* **Work to be completed**
Format everything from the start of the records down through the line containing "company-overview-button[interactable]: 회사개요 <box>434" as a JSON list of strings, one string per line, with blank lines omitted.

========

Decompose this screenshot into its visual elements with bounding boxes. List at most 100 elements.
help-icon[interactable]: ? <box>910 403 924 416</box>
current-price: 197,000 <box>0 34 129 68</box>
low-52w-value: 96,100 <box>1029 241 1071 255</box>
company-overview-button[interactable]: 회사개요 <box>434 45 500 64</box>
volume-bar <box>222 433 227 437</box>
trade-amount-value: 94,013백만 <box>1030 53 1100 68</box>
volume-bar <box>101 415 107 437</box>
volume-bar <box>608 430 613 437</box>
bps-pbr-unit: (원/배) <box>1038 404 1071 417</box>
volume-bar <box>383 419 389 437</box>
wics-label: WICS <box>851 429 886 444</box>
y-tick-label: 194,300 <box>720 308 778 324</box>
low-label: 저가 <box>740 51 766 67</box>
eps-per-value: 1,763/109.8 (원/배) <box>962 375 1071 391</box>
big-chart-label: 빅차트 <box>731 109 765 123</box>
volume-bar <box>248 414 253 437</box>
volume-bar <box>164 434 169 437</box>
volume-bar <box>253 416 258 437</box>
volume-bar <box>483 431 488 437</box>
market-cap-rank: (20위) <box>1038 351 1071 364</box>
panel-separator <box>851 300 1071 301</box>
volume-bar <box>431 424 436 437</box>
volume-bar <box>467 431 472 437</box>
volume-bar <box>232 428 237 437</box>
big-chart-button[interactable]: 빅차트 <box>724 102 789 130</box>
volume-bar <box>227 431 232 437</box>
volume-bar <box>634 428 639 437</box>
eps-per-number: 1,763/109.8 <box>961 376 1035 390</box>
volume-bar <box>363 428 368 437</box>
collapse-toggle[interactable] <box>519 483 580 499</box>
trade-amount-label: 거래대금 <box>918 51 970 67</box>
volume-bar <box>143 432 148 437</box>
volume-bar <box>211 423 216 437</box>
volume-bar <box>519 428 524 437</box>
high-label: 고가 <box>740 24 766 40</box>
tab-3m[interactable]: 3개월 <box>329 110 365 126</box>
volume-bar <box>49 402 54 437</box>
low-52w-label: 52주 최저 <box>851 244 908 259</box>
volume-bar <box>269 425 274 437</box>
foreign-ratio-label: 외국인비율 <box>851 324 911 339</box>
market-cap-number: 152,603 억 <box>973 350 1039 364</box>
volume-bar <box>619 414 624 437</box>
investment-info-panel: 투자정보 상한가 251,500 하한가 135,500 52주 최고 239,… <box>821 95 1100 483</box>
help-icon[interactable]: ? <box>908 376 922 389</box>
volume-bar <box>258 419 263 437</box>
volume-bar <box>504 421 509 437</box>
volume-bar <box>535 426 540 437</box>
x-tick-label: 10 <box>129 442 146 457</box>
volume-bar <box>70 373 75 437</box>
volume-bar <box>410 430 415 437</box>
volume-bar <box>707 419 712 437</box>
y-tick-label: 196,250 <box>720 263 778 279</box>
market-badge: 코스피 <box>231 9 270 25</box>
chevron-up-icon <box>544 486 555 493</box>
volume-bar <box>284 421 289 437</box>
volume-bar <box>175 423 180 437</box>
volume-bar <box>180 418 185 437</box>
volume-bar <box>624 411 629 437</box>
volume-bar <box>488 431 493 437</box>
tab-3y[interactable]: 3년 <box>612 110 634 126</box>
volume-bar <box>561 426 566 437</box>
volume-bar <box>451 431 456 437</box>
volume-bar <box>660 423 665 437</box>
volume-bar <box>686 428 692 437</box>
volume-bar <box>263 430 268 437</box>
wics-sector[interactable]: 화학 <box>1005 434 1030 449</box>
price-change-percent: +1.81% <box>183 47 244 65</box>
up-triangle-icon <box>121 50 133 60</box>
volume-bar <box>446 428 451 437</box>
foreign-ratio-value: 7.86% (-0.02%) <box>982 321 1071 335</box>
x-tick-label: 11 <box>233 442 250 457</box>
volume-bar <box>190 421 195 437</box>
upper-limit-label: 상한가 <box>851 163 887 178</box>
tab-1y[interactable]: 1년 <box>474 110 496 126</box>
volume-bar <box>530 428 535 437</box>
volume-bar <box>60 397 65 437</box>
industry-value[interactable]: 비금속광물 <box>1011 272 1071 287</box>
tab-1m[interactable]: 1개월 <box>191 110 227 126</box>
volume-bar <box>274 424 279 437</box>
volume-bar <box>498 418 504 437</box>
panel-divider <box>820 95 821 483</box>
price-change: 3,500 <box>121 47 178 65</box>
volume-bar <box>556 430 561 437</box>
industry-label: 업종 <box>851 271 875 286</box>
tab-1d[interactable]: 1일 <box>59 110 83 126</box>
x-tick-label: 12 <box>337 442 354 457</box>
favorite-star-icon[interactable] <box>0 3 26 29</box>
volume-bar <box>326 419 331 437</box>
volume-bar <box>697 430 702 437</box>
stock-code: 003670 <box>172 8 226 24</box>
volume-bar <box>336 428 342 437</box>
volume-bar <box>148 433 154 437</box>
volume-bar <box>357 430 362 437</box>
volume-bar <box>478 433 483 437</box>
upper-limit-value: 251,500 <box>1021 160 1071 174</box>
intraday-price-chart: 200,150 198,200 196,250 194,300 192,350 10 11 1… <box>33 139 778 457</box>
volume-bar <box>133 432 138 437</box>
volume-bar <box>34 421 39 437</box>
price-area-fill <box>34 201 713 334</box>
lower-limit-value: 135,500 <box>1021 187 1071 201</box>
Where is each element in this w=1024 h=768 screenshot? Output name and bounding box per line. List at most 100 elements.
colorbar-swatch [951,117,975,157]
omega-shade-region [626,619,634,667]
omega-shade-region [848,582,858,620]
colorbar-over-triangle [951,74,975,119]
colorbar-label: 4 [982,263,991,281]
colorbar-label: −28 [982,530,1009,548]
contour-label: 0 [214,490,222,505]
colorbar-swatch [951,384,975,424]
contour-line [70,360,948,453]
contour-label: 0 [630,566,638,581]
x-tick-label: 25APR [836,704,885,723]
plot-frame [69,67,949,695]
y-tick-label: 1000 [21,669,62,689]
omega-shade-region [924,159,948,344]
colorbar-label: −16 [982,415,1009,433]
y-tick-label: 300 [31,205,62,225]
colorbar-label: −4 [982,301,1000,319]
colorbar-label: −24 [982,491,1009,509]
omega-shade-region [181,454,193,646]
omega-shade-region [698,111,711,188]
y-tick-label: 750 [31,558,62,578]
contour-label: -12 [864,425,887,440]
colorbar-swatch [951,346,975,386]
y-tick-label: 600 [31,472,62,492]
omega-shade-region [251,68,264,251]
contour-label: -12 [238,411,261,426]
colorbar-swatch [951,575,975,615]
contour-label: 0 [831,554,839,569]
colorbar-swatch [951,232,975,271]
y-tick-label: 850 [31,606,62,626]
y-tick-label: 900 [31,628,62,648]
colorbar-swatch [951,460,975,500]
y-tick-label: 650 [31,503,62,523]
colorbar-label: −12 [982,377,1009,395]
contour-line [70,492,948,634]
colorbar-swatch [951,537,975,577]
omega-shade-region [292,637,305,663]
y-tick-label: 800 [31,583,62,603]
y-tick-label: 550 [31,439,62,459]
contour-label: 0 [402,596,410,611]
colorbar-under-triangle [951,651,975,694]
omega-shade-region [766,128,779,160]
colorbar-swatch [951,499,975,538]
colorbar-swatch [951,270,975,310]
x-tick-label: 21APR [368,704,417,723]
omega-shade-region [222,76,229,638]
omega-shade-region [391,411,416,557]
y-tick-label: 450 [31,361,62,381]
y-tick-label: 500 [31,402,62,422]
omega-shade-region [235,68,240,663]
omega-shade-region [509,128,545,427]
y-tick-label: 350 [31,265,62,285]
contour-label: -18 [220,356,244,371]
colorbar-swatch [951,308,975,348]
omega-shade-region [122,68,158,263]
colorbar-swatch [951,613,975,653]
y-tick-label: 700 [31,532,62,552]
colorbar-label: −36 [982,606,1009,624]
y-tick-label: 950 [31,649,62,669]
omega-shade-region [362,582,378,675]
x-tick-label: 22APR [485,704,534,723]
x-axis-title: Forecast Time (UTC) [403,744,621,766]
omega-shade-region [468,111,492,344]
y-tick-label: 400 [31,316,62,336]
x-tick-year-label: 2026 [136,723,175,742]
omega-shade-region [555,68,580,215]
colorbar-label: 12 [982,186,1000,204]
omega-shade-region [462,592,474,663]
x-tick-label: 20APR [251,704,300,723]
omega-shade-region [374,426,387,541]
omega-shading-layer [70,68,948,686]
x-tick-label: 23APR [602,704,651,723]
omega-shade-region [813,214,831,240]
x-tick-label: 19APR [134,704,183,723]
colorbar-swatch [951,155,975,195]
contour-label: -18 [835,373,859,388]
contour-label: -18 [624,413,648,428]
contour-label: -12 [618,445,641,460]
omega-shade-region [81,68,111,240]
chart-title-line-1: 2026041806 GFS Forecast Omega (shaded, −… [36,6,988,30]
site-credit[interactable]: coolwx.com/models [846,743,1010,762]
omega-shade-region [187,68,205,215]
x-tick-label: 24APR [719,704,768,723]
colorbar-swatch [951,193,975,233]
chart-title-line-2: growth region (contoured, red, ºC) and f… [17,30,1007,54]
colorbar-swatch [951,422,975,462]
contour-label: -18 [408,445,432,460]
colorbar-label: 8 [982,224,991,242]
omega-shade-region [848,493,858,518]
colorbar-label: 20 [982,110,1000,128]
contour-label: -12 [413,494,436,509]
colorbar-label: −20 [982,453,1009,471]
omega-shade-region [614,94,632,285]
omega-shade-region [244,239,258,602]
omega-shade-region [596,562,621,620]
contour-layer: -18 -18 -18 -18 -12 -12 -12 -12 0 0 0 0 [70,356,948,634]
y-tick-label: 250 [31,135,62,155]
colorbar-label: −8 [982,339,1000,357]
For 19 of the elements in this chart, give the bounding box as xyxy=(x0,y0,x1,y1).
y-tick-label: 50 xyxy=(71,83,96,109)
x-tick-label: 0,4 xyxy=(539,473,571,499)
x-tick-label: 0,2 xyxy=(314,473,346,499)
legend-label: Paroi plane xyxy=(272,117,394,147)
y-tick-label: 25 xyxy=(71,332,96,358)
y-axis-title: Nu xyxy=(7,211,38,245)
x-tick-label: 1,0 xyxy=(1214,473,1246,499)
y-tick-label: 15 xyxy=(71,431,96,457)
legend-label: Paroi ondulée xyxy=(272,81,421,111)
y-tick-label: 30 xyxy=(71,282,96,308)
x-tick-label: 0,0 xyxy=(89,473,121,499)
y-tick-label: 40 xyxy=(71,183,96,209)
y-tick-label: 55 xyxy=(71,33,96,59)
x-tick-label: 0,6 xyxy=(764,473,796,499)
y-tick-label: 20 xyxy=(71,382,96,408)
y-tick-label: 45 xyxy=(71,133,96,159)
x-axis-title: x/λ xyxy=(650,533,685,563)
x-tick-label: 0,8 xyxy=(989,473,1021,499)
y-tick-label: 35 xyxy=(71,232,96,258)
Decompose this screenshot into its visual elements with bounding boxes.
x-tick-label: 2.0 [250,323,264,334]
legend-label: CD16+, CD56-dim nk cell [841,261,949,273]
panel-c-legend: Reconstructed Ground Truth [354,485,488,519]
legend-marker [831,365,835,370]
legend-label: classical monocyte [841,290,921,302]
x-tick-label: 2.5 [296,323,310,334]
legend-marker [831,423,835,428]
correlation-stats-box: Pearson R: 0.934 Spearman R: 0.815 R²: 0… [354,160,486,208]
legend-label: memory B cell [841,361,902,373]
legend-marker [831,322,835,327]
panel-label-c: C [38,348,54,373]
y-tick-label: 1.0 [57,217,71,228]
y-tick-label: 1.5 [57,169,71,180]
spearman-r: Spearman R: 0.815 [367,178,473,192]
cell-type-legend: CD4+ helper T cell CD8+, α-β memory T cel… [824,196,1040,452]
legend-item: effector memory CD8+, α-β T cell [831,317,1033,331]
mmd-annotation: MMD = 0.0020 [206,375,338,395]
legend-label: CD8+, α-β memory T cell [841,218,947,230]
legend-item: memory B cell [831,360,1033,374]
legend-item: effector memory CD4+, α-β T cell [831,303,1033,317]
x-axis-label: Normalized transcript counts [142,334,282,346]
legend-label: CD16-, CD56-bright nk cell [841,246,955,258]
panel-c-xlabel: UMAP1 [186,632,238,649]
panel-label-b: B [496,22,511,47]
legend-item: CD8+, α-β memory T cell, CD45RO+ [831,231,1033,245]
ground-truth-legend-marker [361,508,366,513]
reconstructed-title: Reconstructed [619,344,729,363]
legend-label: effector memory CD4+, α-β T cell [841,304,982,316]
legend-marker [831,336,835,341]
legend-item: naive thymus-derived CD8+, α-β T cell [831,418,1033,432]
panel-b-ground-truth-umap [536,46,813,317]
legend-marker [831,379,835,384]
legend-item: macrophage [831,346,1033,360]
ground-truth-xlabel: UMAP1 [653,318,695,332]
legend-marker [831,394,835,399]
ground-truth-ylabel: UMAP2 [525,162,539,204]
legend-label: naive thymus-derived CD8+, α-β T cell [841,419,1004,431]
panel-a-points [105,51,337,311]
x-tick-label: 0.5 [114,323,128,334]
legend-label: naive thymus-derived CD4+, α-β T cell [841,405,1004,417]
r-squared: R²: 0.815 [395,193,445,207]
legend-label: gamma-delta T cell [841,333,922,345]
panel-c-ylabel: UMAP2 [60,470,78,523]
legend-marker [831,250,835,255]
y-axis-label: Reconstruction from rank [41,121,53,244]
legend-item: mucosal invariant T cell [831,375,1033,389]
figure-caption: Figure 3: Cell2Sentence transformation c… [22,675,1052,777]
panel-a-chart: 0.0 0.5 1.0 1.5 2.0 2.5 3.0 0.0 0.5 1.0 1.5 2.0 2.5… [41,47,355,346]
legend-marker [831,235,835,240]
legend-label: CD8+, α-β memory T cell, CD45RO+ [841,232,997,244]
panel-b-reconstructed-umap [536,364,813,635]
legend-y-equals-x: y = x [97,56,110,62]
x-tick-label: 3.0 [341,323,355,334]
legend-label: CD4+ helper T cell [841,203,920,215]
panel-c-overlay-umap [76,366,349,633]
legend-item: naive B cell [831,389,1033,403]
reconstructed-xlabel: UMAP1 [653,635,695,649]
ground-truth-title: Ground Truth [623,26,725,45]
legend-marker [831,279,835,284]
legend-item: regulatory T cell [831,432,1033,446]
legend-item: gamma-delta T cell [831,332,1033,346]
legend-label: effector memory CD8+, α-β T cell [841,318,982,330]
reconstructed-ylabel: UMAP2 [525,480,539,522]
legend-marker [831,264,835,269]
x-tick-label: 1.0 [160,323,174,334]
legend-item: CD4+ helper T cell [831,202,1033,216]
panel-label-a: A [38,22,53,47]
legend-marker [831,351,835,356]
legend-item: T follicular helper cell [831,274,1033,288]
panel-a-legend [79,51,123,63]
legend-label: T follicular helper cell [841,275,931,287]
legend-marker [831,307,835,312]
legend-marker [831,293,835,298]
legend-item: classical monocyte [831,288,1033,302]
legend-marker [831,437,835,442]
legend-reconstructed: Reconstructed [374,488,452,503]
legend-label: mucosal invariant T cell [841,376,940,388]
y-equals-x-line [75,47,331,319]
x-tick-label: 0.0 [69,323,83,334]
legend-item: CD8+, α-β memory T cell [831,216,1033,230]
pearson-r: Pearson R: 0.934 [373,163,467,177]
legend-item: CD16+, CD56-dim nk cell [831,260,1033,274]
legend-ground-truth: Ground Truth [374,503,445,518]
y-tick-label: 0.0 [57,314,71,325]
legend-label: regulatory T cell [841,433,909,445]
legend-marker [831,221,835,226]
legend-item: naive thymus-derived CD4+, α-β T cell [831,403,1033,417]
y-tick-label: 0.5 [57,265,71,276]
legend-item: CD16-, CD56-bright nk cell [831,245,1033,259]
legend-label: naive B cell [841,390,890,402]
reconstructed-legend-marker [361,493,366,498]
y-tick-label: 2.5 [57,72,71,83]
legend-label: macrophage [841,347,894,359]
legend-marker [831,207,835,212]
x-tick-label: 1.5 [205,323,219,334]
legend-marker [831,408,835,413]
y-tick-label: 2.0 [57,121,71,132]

========

* **Output for this exercise**
[
  "Decompose this screenshot into its visual elements with bounding boxes. List at most 100 elements.",
  "help-icon[interactable]: ? <box>910 403 924 416</box>",
  "current-price: 197,000 <box>0 34 129 68</box>",
  "low-52w-value: 96,100 <box>1029 241 1071 255</box>",
  "company-overview-button[interactable]: 회사개요 <box>434 45 500 64</box>"
]